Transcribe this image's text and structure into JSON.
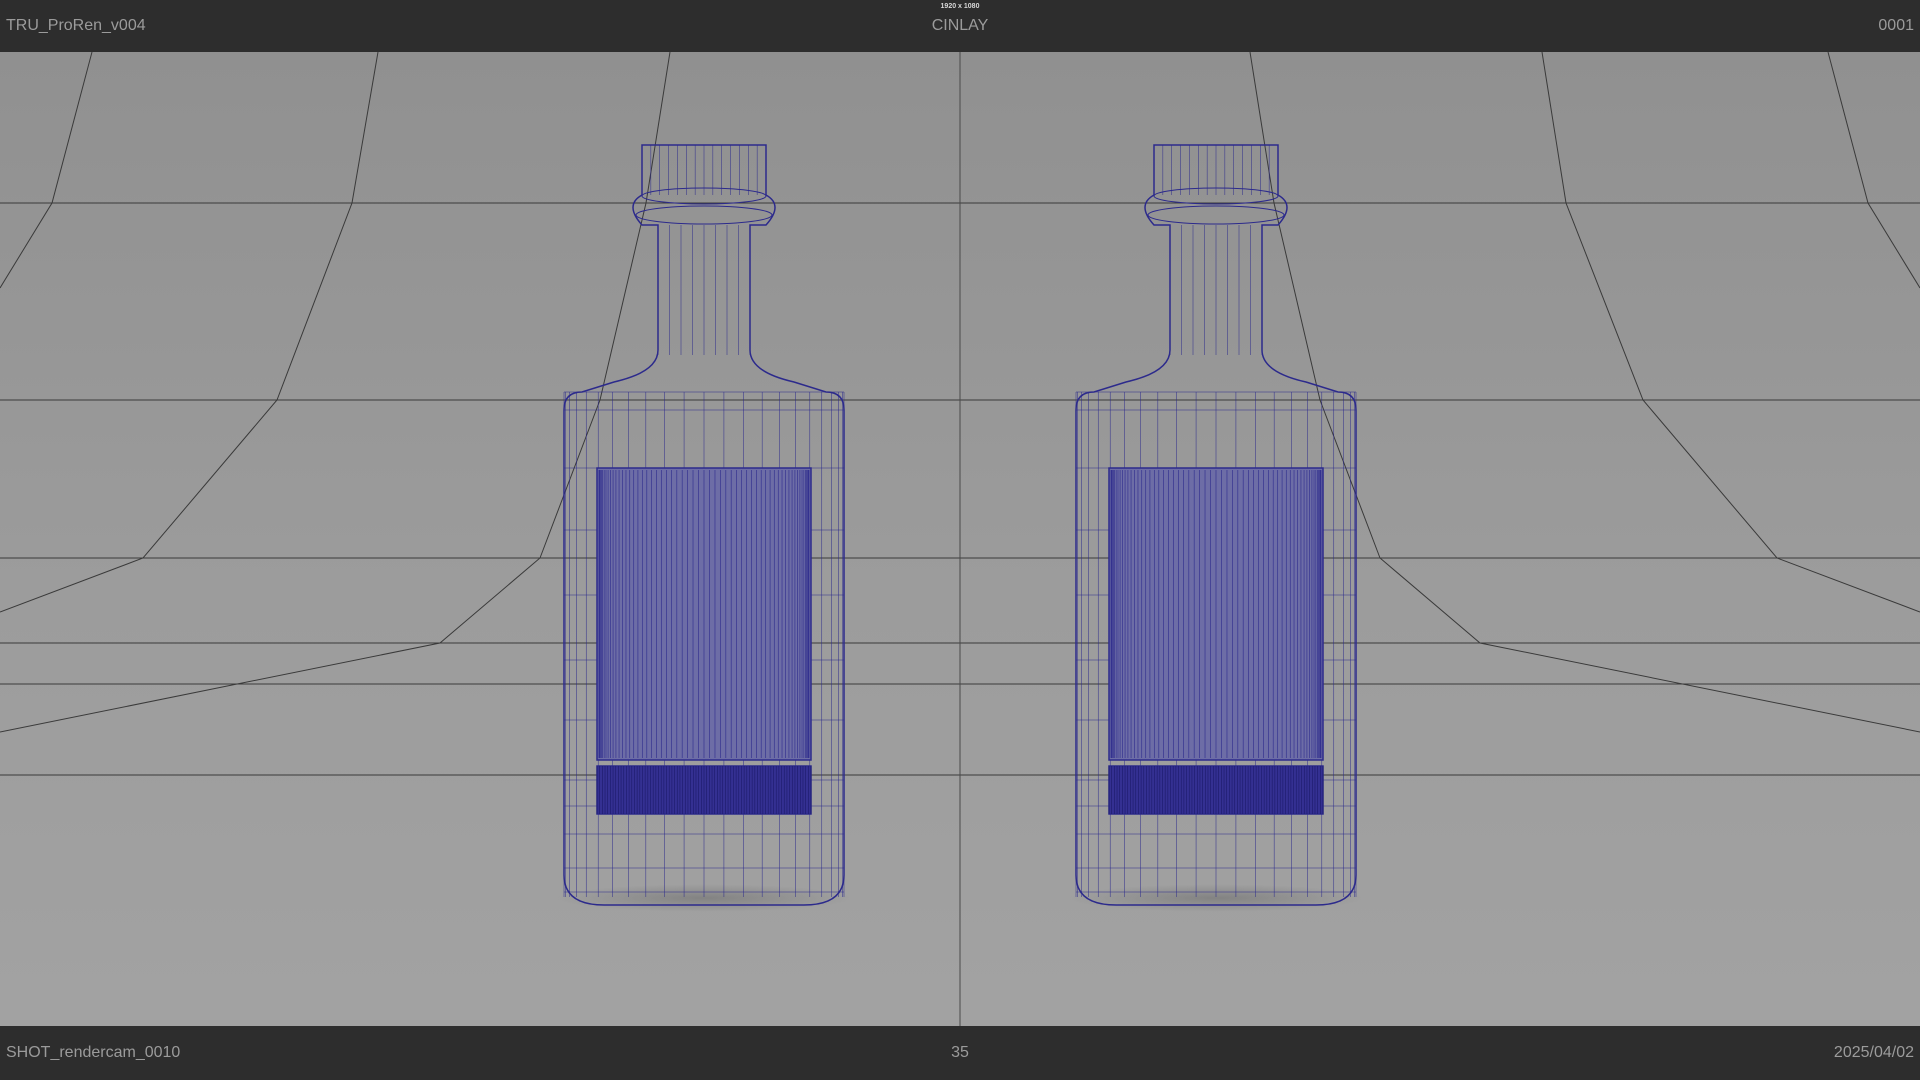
{
  "viewport": {
    "resolution_gate_label": "1920 x 1080",
    "background_color": "#9a9a9a",
    "wireframe_color": "#2c2a8c",
    "grid_line_color": "#3a3a3a"
  },
  "hud": {
    "top_left": "TRU_ProRen_v004",
    "top_center": "CINLAY",
    "top_right": "0001",
    "bottom_left": "SHOT_rendercam_0010",
    "bottom_center": "35",
    "bottom_right": "2025/04/02",
    "bar_color": "#2d2d2d",
    "text_color": "#9b9b9b"
  },
  "scene": {
    "objects": [
      {
        "name": "bottle-left"
      },
      {
        "name": "bottle-right"
      }
    ]
  }
}
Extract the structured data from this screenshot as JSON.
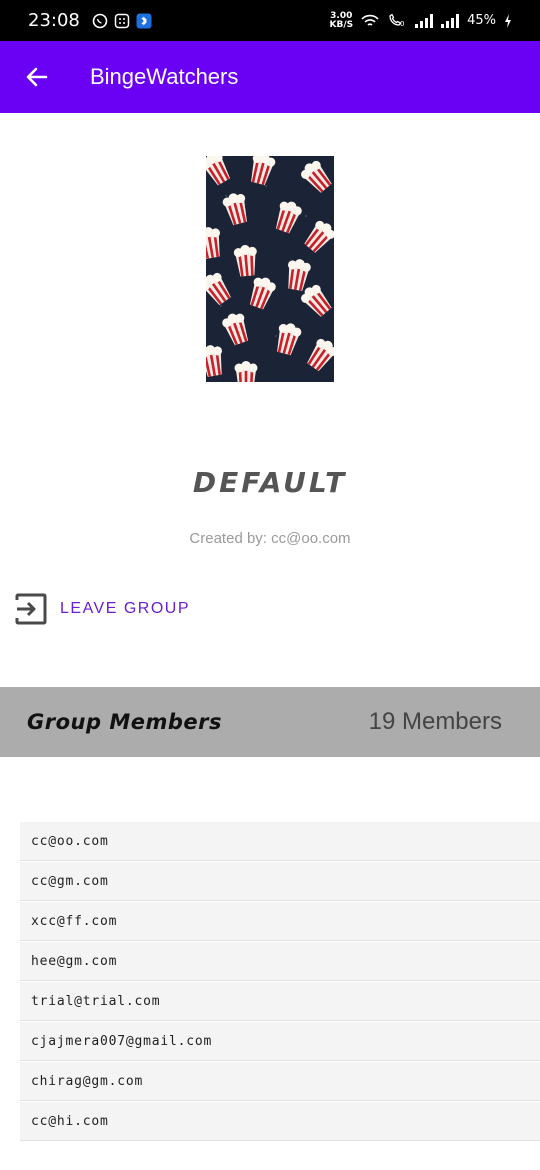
{
  "status_bar": {
    "time": "23:08",
    "net_speed_value": "3.00",
    "net_speed_unit": "KB/S",
    "battery": "45%"
  },
  "app_bar": {
    "title": "BingeWatchers",
    "accent_color": "#6a00f4"
  },
  "group": {
    "name": "DEFAULT",
    "created_by": "Created by: cc@oo.com"
  },
  "actions": {
    "leave_label": "LEAVE GROUP"
  },
  "members": {
    "heading": "Group Members",
    "count_label": "19 Members",
    "items": [
      "cc@oo.com",
      "cc@gm.com",
      "xcc@ff.com",
      "hee@gm.com",
      "trial@trial.com",
      "cjajmera007@gmail.com",
      "chirag@gm.com",
      "cc@hi.com"
    ]
  },
  "icons": {
    "back": "arrow-left-icon",
    "leave": "exit-icon",
    "poster": "popcorn-pattern"
  }
}
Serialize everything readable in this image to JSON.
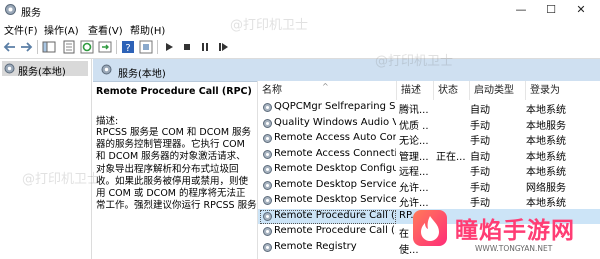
{
  "window": {
    "title": "服务",
    "minimize": "—",
    "maximize": "☐",
    "close": "✕"
  },
  "menu": {
    "file": "文件(F)",
    "action": "操作(A)",
    "view": "查看(V)",
    "help": "帮助(H)"
  },
  "toolbar": {
    "icons": [
      "back-icon",
      "forward-icon",
      "console-tree-icon",
      "properties-icon",
      "refresh-icon",
      "export-icon",
      "help-icon",
      "info-icon",
      "play-icon",
      "stop-icon",
      "pause-icon",
      "restart-icon"
    ]
  },
  "tree": {
    "root": "服务(本地)"
  },
  "pane": {
    "header": "服务(本地)"
  },
  "detail": {
    "title": "Remote Procedure Call (RPC)",
    "desc_label": "描述:",
    "desc_lines": [
      "RPCSS 服务是 COM 和 DCOM 服务",
      "器的服务控制管理器。它执行 COM",
      "和 DCOM 服务器的对象激活请求、",
      "对象导出程序解析和分布式垃圾回",
      "收。如果此服务被停用或禁用，则使",
      "用 COM 或 DCOM 的程序将无法正",
      "常工作。强烈建议你运行 RPCSS 服务。"
    ]
  },
  "columns": {
    "name": "名称",
    "desc": "描述",
    "status": "状态",
    "startup": "启动类型",
    "logon": "登录为"
  },
  "services": [
    {
      "name": "QQPCMgr Selfreparing S...",
      "desc": "腾讯...",
      "status": "",
      "startup": "自动",
      "logon": "本地系统"
    },
    {
      "name": "Quality Windows Audio V...",
      "desc": "优质 ...",
      "status": "",
      "startup": "手动",
      "logon": "本地服务"
    },
    {
      "name": "Remote Access Auto Con...",
      "desc": "无论...",
      "status": "",
      "startup": "手动",
      "logon": "本地系统"
    },
    {
      "name": "Remote Access Connecti...",
      "desc": "管理...",
      "status": "正在...",
      "startup": "自动",
      "logon": "本地系统"
    },
    {
      "name": "Remote Desktop Configu...",
      "desc": "远程...",
      "status": "",
      "startup": "手动",
      "logon": "本地系统"
    },
    {
      "name": "Remote Desktop Services",
      "desc": "允许...",
      "status": "",
      "startup": "手动",
      "logon": "网络服务"
    },
    {
      "name": "Remote Desktop Service...",
      "desc": "允许...",
      "status": "",
      "startup": "手动",
      "logon": "本地系统"
    },
    {
      "name": "Remote Procedure Call (...",
      "desc": "RP...",
      "status": "",
      "startup": "",
      "logon": ""
    },
    {
      "name": "Remote Procedure Call (...",
      "desc": "在 ...",
      "status": "",
      "startup": "",
      "logon": ""
    },
    {
      "name": "Remote Registry",
      "desc": "使...",
      "status": "",
      "startup": "",
      "logon": ""
    }
  ],
  "selected_index": 7,
  "watermark": "@打印机卫士",
  "brand": {
    "name": "瞳焰手游网",
    "url": "WWW.TONGYAN.NET",
    "color": "#ff3d74"
  }
}
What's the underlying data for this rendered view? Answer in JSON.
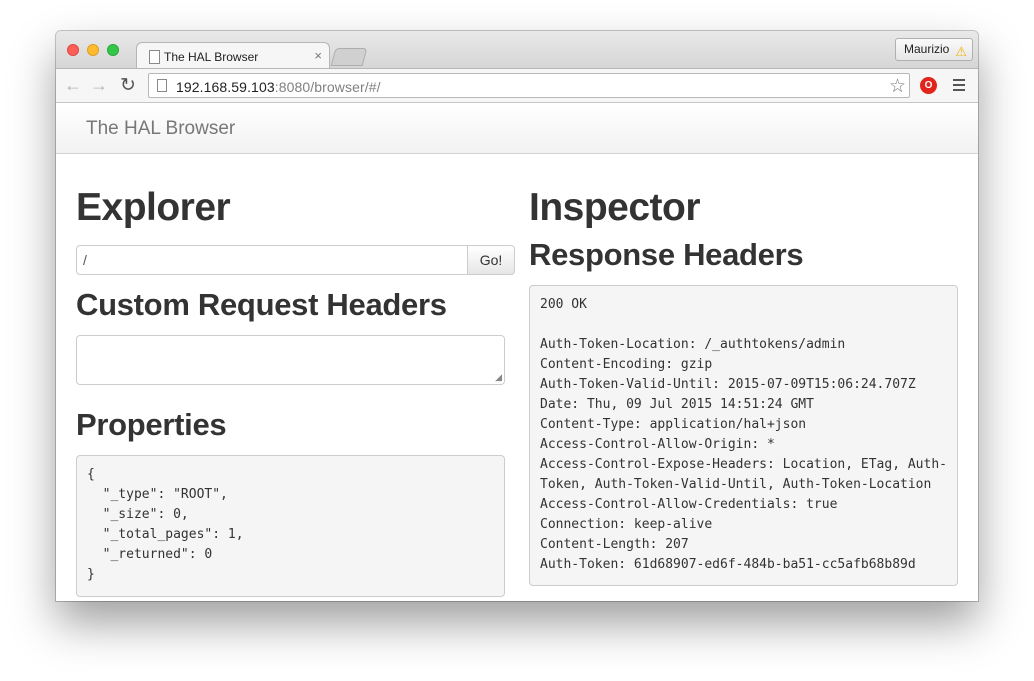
{
  "browser": {
    "tab_title": "The HAL Browser",
    "tab_close": "×",
    "profile_name": "Maurizio",
    "url_host": "192.168.59.103",
    "url_path": ":8080/browser/#/",
    "icons": {
      "back": "back-arrow-icon",
      "forward": "forward-arrow-icon",
      "reload": "reload-icon",
      "bookmark": "star-icon",
      "extension": "opera-extension-icon",
      "menu": "hamburger-menu-icon",
      "warning": "warning-icon"
    }
  },
  "navbar": {
    "brand": "The HAL Browser"
  },
  "explorer": {
    "title": "Explorer",
    "url_value": "/",
    "go_label": "Go!",
    "custom_headers_title": "Custom Request Headers",
    "custom_headers_value": "",
    "properties_title": "Properties",
    "properties_json": "{\n  \"_type\": \"ROOT\",\n  \"_size\": 0,\n  \"_total_pages\": 1,\n  \"_returned\": 0\n}"
  },
  "inspector": {
    "title": "Inspector",
    "response_headers_title": "Response Headers",
    "response_headers": "200 OK\n\nAuth-Token-Location: /_authtokens/admin\nContent-Encoding: gzip\nAuth-Token-Valid-Until: 2015-07-09T15:06:24.707Z\nDate: Thu, 09 Jul 2015 14:51:24 GMT\nContent-Type: application/hal+json\nAccess-Control-Allow-Origin: *\nAccess-Control-Expose-Headers: Location, ETag, Auth-\nToken, Auth-Token-Valid-Until, Auth-Token-Location\nAccess-Control-Allow-Credentials: true\nConnection: keep-alive\nContent-Length: 207\nAuth-Token: 61d68907-ed6f-484b-ba51-cc5afb68b89d"
  }
}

○ ○ ○ ○ ○ ○ ○

PROBLEM:
Write the records out again in full, exactly, and skip every picture.

ANSWER IN FULL:
Transcribe this image's text and structure into JSON.
{
  "viewport": {
    "resolution_gate_label": "1920 x 1080",
    "background_color": "#9a9a9a",
    "wireframe_color": "#2c2a8c",
    "grid_line_color": "#3a3a3a"
  },
  "hud": {
    "top_left": "TRU_ProRen_v004",
    "top_center": "CINLAY",
    "top_right": "0001",
    "bottom_left": "SHOT_rendercam_0010",
    "bottom_center": "35",
    "bottom_right": "2025/04/02",
    "bar_color": "#2d2d2d",
    "text_color": "#9b9b9b"
  },
  "scene": {
    "objects": [
      {
        "name": "bottle-left"
      },
      {
        "name": "bottle-right"
      }
    ]
  }
}
Extract the structured data from this screenshot as JSON.
{
  "status_bar": {
    "time": "23:08",
    "net_speed_value": "3.00",
    "net_speed_unit": "KB/S",
    "battery": "45%"
  },
  "app_bar": {
    "title": "BingeWatchers",
    "accent_color": "#6a00f4"
  },
  "group": {
    "name": "DEFAULT",
    "created_by": "Created by: cc@oo.com"
  },
  "actions": {
    "leave_label": "LEAVE GROUP"
  },
  "members": {
    "heading": "Group Members",
    "count_label": "19 Members",
    "items": [
      "cc@oo.com",
      "cc@gm.com",
      "xcc@ff.com",
      "hee@gm.com",
      "trial@trial.com",
      "cjajmera007@gmail.com",
      "chirag@gm.com",
      "cc@hi.com"
    ]
  },
  "icons": {
    "back": "arrow-left-icon",
    "leave": "exit-icon",
    "poster": "popcorn-pattern"
  }
}
Serialize everything readable in this image to JSON.
{
  "window": {
    "title": "服务",
    "minimize": "—",
    "maximize": "☐",
    "close": "✕"
  },
  "menu": {
    "file": "文件(F)",
    "action": "操作(A)",
    "view": "查看(V)",
    "help": "帮助(H)"
  },
  "toolbar": {
    "icons": [
      "back-icon",
      "forward-icon",
      "console-tree-icon",
      "properties-icon",
      "refresh-icon",
      "export-icon",
      "help-icon",
      "info-icon",
      "play-icon",
      "stop-icon",
      "pause-icon",
      "restart-icon"
    ]
  },
  "tree": {
    "root": "服务(本地)"
  },
  "pane": {
    "header": "服务(本地)"
  },
  "detail": {
    "title": "Remote Procedure Call (RPC)",
    "desc_label": "描述:",
    "desc_lines": [
      "RPCSS 服务是 COM 和 DCOM 服务",
      "器的服务控制管理器。它执行 COM",
      "和 DCOM 服务器的对象激活请求、",
      "对象导出程序解析和分布式垃圾回",
      "收。如果此服务被停用或禁用，则使",
      "用 COM 或 DCOM 的程序将无法正",
      "常工作。强烈建议你运行 RPCSS 服务。"
    ]
  },
  "columns": {
    "name": "名称",
    "desc": "描述",
    "status": "状态",
    "startup": "启动类型",
    "logon": "登录为"
  },
  "services": [
    {
      "name": "QQPCMgr Selfreparing S...",
      "desc": "腾讯...",
      "status": "",
      "startup": "自动",
      "logon": "本地系统"
    },
    {
      "name": "Quality Windows Audio V...",
      "desc": "优质 ...",
      "status": "",
      "startup": "手动",
      "logon": "本地服务"
    },
    {
      "name": "Remote Access Auto Con...",
      "desc": "无论...",
      "status": "",
      "startup": "手动",
      "logon": "本地系统"
    },
    {
      "name": "Remote Access Connecti...",
      "desc": "管理...",
      "status": "正在...",
      "startup": "自动",
      "logon": "本地系统"
    },
    {
      "name": "Remote Desktop Configu...",
      "desc": "远程...",
      "status": "",
      "startup": "手动",
      "logon": "本地系统"
    },
    {
      "name": "Remote Desktop Services",
      "desc": "允许...",
      "status": "",
      "startup": "手动",
      "logon": "网络服务"
    },
    {
      "name": "Remote Desktop Service...",
      "desc": "允许...",
      "status": "",
      "startup": "手动",
      "logon": "本地系统"
    },
    {
      "name": "Remote Procedure Call (...",
      "desc": "RP...",
      "status": "",
      "startup": "",
      "logon": ""
    },
    {
      "name": "Remote Procedure Call (...",
      "desc": "在 ...",
      "status": "",
      "startup": "",
      "logon": ""
    },
    {
      "name": "Remote Registry",
      "desc": "使...",
      "status": "",
      "startup": "",
      "logon": ""
    }
  ],
  "selected_index": 7,
  "watermark": "@打印机卫士",
  "brand": {
    "name": "瞳焰手游网",
    "url": "WWW.TONGYAN.NET",
    "color": "#ff3d74"
  }
}
What's the underlying data for this rendered view? Answer in JSON.
{
  "browser": {
    "tab_title": "The HAL Browser",
    "tab_close": "×",
    "profile_name": "Maurizio",
    "url_host": "192.168.59.103",
    "url_path": ":8080/browser/#/",
    "icons": {
      "back": "back-arrow-icon",
      "forward": "forward-arrow-icon",
      "reload": "reload-icon",
      "bookmark": "star-icon",
      "extension": "opera-extension-icon",
      "menu": "hamburger-menu-icon",
      "warning": "warning-icon"
    }
  },
  "navbar": {
    "brand": "The HAL Browser"
  },
  "explorer": {
    "title": "Explorer",
    "url_value": "/",
    "go_label": "Go!",
    "custom_headers_title": "Custom Request Headers",
    "custom_headers_value": "",
    "properties_title": "Properties",
    "properties_json": "{\n  \"_type\": \"ROOT\",\n  \"_size\": 0,\n  \"_total_pages\": 1,\n  \"_returned\": 0\n}"
  },
  "inspector": {
    "title": "Inspector",
    "response_headers_title": "Response Headers",
    "response_headers": "200 OK\n\nAuth-Token-Location: /_authtokens/admin\nContent-Encoding: gzip\nAuth-Token-Valid-Until: 2015-07-09T15:06:24.707Z\nDate: Thu, 09 Jul 2015 14:51:24 GMT\nContent-Type: application/hal+json\nAccess-Control-Allow-Origin: *\nAccess-Control-Expose-Headers: Location, ETag, Auth-\nToken, Auth-Token-Valid-Until, Auth-Token-Location\nAccess-Control-Allow-Credentials: true\nConnection: keep-alive\nContent-Length: 207\nAuth-Token: 61d68907-ed6f-484b-ba51-cc5afb68b89d"
  }
}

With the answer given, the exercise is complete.